## BRIEF:
Which lines hold the word "this"? Copy each of them.

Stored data
┄┄┄┄┄┄┄┄┄┄
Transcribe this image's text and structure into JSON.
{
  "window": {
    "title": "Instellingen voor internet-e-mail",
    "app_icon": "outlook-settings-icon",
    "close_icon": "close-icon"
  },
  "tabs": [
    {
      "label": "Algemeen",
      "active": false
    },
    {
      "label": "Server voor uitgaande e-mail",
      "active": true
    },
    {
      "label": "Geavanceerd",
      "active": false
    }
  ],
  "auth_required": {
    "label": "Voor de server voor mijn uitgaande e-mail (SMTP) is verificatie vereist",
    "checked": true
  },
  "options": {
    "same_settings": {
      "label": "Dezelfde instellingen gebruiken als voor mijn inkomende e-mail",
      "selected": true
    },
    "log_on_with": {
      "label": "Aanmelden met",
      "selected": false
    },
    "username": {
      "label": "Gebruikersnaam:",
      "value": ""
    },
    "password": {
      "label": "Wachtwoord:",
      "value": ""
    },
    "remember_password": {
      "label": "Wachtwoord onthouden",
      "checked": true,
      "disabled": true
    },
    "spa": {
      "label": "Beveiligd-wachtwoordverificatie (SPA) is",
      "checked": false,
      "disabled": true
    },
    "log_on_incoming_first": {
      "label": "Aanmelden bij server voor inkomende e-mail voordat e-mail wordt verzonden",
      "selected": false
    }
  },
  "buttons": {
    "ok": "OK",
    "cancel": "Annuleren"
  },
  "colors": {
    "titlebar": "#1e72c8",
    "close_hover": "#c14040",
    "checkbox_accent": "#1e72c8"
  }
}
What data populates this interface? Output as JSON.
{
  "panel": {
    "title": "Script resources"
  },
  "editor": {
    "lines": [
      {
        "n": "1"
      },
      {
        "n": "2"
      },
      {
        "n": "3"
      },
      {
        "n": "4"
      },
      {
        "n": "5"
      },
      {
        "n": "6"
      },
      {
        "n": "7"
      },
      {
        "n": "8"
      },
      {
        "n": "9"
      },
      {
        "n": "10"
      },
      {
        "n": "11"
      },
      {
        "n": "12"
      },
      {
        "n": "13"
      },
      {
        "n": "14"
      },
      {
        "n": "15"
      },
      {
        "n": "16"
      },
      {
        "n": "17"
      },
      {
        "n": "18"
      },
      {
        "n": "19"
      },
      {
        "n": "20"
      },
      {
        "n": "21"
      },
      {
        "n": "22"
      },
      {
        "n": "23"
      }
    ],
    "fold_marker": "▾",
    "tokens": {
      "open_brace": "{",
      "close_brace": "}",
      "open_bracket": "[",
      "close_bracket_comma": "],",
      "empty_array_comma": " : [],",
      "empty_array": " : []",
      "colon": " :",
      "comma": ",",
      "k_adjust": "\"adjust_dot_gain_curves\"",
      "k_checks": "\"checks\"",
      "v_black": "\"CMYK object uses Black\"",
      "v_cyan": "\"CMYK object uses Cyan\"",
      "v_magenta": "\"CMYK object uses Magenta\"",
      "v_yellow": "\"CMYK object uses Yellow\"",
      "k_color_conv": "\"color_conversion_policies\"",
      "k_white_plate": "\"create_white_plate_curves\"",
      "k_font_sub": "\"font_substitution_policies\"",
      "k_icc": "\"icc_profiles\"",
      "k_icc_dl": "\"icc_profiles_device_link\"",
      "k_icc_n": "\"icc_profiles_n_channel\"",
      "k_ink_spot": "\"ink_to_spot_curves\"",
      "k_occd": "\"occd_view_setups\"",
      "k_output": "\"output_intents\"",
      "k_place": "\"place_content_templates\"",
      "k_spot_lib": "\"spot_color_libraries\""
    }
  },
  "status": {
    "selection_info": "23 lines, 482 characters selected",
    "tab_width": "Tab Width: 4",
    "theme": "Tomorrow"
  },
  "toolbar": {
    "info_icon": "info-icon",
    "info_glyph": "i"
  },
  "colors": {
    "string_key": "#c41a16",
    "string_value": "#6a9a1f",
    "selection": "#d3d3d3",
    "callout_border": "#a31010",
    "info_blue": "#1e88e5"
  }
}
┄┄┄┄┄┄┄┄┄┄
## FULL RESPONSE:
Transcribe this image's text and structure into JSON.
What data populates this interface? Output as JSON.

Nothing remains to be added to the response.